What to do: What is the number of lines in these entries that contain "JSON"? State it alone.

++++ Material for the task ++++

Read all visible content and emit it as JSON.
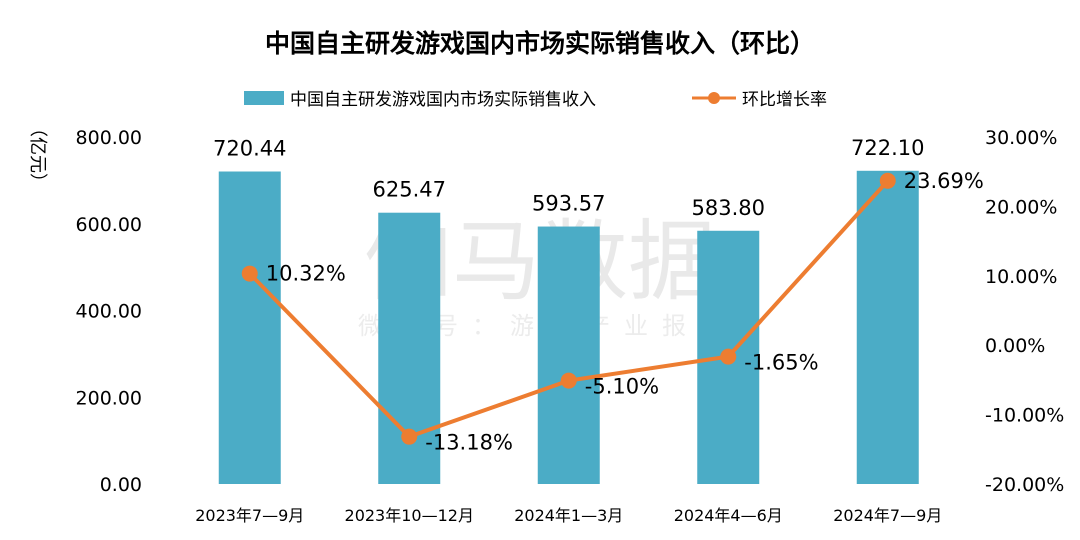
{
  "chart_data": {
    "type": "bar+line",
    "title": "中国自主研发游戏国内市场实际销售收入（环比）",
    "categories": [
      "2023年7—9月",
      "2023年10—12月",
      "2024年1—3月",
      "2024年4—6月",
      "2024年7—9月"
    ],
    "series": [
      {
        "name": "中国自主研发游戏国内市场实际销售收入",
        "type": "bar",
        "axis": "left",
        "values": [
          720.44,
          625.47,
          593.57,
          583.8,
          722.1
        ],
        "labels": [
          "720.44",
          "625.47",
          "593.57",
          "583.80",
          "722.10"
        ],
        "color": "#4bacc6"
      },
      {
        "name": "环比增长率",
        "type": "line",
        "axis": "right",
        "values": [
          10.32,
          -13.18,
          -5.1,
          -1.65,
          23.69
        ],
        "labels": [
          "10.32%",
          "-13.18%",
          "-5.10%",
          "-1.65%",
          "23.69%"
        ],
        "color": "#ed7d31"
      }
    ],
    "y_left": {
      "label": "（亿元）",
      "ylim": [
        0,
        800
      ],
      "ticks": [
        "0.00",
        "200.00",
        "400.00",
        "600.00",
        "800.00"
      ]
    },
    "y_right": {
      "ylim": [
        -20,
        30
      ],
      "ticks": [
        "-20.00%",
        "-10.00%",
        "0.00%",
        "10.00%",
        "20.00%",
        "30.00%"
      ]
    },
    "grid": false,
    "legend": "top-center"
  },
  "watermark": {
    "brand": "伽马数据",
    "subtitle": "微信号：游戏产业报告"
  }
}
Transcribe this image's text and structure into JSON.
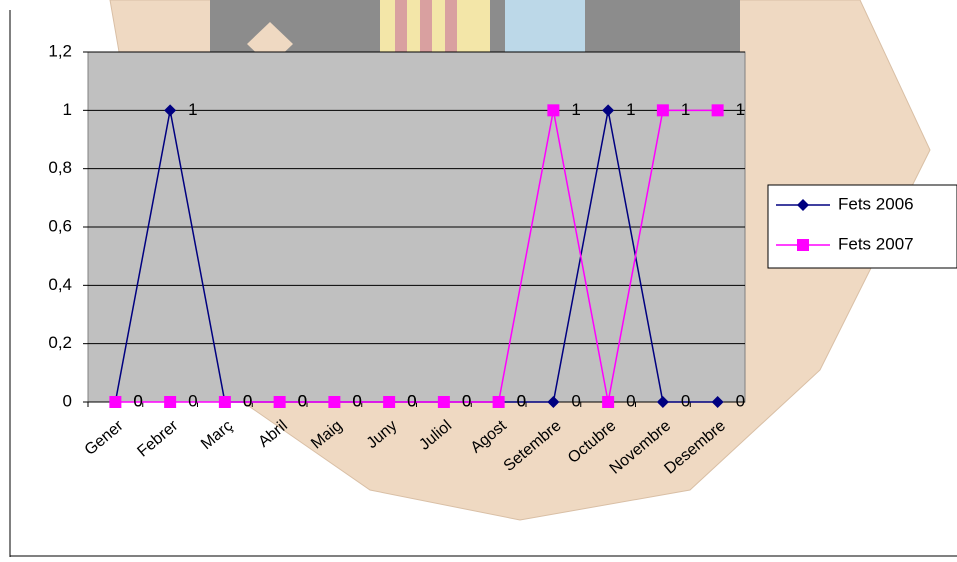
{
  "chart_data": {
    "type": "line",
    "categories": [
      "Gener",
      "Febrer",
      "Març",
      "Abril",
      "Maig",
      "Juny",
      "Juliol",
      "Agost",
      "Setembre",
      "Octubre",
      "Novembre",
      "Desembre"
    ],
    "series": [
      {
        "name": "Fets 2006",
        "color": "#000080",
        "marker": "diamond",
        "values": [
          0,
          1,
          0,
          0,
          0,
          0,
          0,
          0,
          0,
          1,
          0,
          0
        ]
      },
      {
        "name": "Fets 2007",
        "color": "#ff00ff",
        "marker": "square",
        "values": [
          0,
          0,
          0,
          0,
          0,
          0,
          0,
          0,
          1,
          0,
          1,
          1
        ]
      }
    ],
    "ylim": [
      0,
      1.2
    ],
    "yticks": [
      0,
      {
        "value": 0.2,
        "label": "0,2"
      },
      {
        "value": 0.4,
        "label": "0,4"
      },
      {
        "value": 0.6,
        "label": "0,6"
      },
      {
        "value": 0.8,
        "label": "0,8"
      },
      1,
      {
        "value": 1.2,
        "label": "1,2"
      }
    ],
    "grid": true,
    "legend": "right",
    "data_labels": true,
    "plot_background": "#c0c0c0"
  }
}
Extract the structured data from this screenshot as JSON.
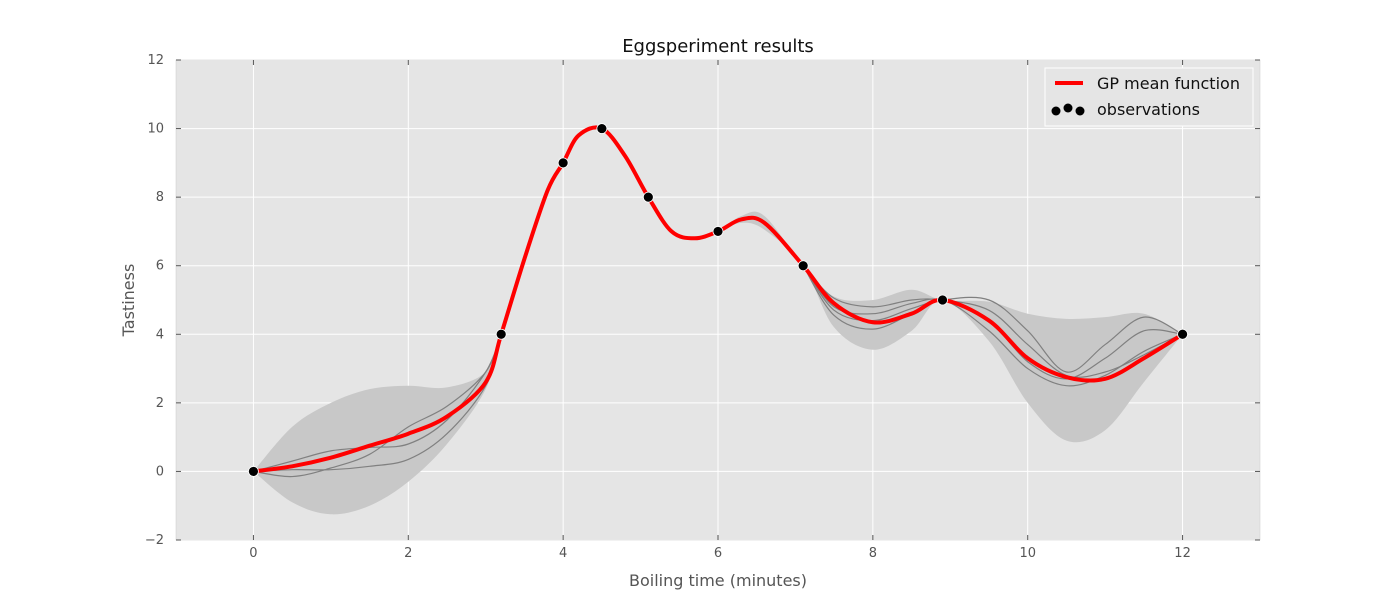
{
  "chart_data": {
    "type": "line",
    "title": "Eggsperiment results",
    "xlabel": "Boiling time (minutes)",
    "ylabel": "Tastiness",
    "xlim": [
      -1,
      13
    ],
    "ylim": [
      -2,
      12
    ],
    "xticks": [
      0,
      2,
      4,
      6,
      8,
      10,
      12
    ],
    "yticks": [
      -2,
      0,
      2,
      4,
      6,
      8,
      10,
      12
    ],
    "ytick_labels": [
      "−2",
      "0",
      "2",
      "4",
      "6",
      "8",
      "10",
      "12"
    ],
    "grid": true,
    "legend_position": "top-right",
    "colors": {
      "background": "#e5e5e5",
      "band": "#c8c8c8",
      "mean": "#ff0000",
      "samples": "#808080",
      "points": "#000000",
      "grid": "#ffffff"
    },
    "observations": {
      "name": "observations",
      "x": [
        0,
        3.2,
        4.0,
        4.5,
        5.1,
        6.0,
        7.1,
        8.9,
        12
      ],
      "y": [
        0,
        4,
        9,
        10,
        8,
        7,
        6,
        5,
        4
      ]
    },
    "mean": {
      "name": "GP mean function",
      "x": [
        0,
        0.5,
        1,
        1.5,
        2,
        2.5,
        3,
        3.2,
        3.5,
        3.8,
        4.0,
        4.2,
        4.5,
        4.8,
        5.1,
        5.4,
        5.7,
        6.0,
        6.3,
        6.6,
        7.1,
        7.5,
        8.0,
        8.5,
        8.9,
        9.5,
        10.0,
        10.5,
        11.0,
        11.5,
        12.0
      ],
      "y": [
        0,
        0.15,
        0.4,
        0.75,
        1.1,
        1.6,
        2.6,
        4.0,
        6.2,
        8.2,
        9.0,
        9.8,
        10.0,
        9.2,
        8.0,
        7.0,
        6.8,
        7.0,
        7.35,
        7.25,
        6.0,
        4.9,
        4.35,
        4.6,
        5.0,
        4.4,
        3.3,
        2.75,
        2.7,
        3.3,
        4.0
      ]
    },
    "band": {
      "x": [
        0,
        0.5,
        1,
        1.5,
        2,
        2.5,
        3,
        3.2,
        3.5,
        3.8,
        4.0,
        4.2,
        4.5,
        4.8,
        5.1,
        5.4,
        5.7,
        6.0,
        6.3,
        6.6,
        7.1,
        7.5,
        8.0,
        8.5,
        8.9,
        9.5,
        10.0,
        10.5,
        11.0,
        11.5,
        12.0
      ],
      "upper": [
        0,
        1.3,
        2.0,
        2.4,
        2.5,
        2.45,
        2.9,
        4.0,
        6.2,
        8.2,
        9.0,
        9.8,
        10.0,
        9.2,
        8.0,
        7.0,
        6.8,
        7.0,
        7.45,
        7.45,
        6.0,
        5.1,
        5.0,
        5.3,
        5.0,
        4.95,
        4.6,
        4.45,
        4.5,
        4.6,
        4.0
      ],
      "lower": [
        0,
        -0.9,
        -1.25,
        -1.0,
        -0.3,
        0.8,
        2.4,
        4.0,
        6.2,
        8.2,
        9.0,
        9.8,
        10.0,
        9.2,
        8.0,
        7.0,
        6.8,
        7.0,
        7.25,
        7.05,
        6.0,
        4.2,
        3.55,
        4.1,
        5.0,
        3.8,
        2.0,
        0.9,
        1.2,
        2.6,
        4.0
      ]
    },
    "samples": [
      {
        "x": [
          0,
          0.5,
          1,
          1.5,
          2,
          2.5,
          3,
          3.2
        ],
        "y": [
          0,
          0.3,
          0.6,
          0.7,
          0.8,
          1.5,
          2.9,
          4.0
        ]
      },
      {
        "x": [
          0,
          0.5,
          1,
          1.5,
          2,
          2.5,
          3,
          3.2
        ],
        "y": [
          0,
          -0.15,
          0.1,
          0.5,
          1.3,
          1.9,
          2.9,
          4.0
        ]
      },
      {
        "x": [
          0,
          0.5,
          1,
          1.5,
          2,
          2.5,
          3,
          3.2
        ],
        "y": [
          0,
          0.05,
          0.05,
          0.15,
          0.35,
          1.1,
          2.5,
          4.0
        ]
      },
      {
        "x": [
          7.1,
          7.5,
          8.0,
          8.5,
          8.9,
          9.5,
          10.0,
          10.5,
          11.0,
          11.5,
          12.0
        ],
        "y": [
          6.0,
          5.05,
          4.8,
          5.0,
          5.0,
          4.7,
          3.7,
          2.8,
          2.9,
          3.4,
          4.0
        ]
      },
      {
        "x": [
          7.1,
          7.5,
          8.0,
          8.5,
          8.9,
          9.5,
          10.0,
          10.5,
          11.0,
          11.5,
          12.0
        ],
        "y": [
          6.0,
          4.8,
          4.6,
          4.9,
          5.0,
          4.4,
          3.2,
          2.7,
          3.3,
          4.1,
          4.0
        ]
      },
      {
        "x": [
          7.1,
          7.5,
          8.0,
          8.5,
          8.9,
          9.5,
          10.0,
          10.5,
          11.0,
          11.5,
          12.0
        ],
        "y": [
          6.0,
          4.55,
          4.15,
          4.6,
          5.0,
          4.1,
          3.0,
          2.5,
          2.8,
          3.5,
          4.0
        ]
      },
      {
        "x": [
          7.1,
          7.5,
          8.0,
          8.5,
          8.9,
          9.5,
          10.0,
          10.5,
          11.0,
          11.5,
          12.0
        ],
        "y": [
          6.0,
          4.7,
          4.4,
          4.75,
          5.0,
          5.0,
          4.1,
          2.9,
          3.7,
          4.5,
          4.0
        ]
      }
    ]
  }
}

++++

The completed task: 3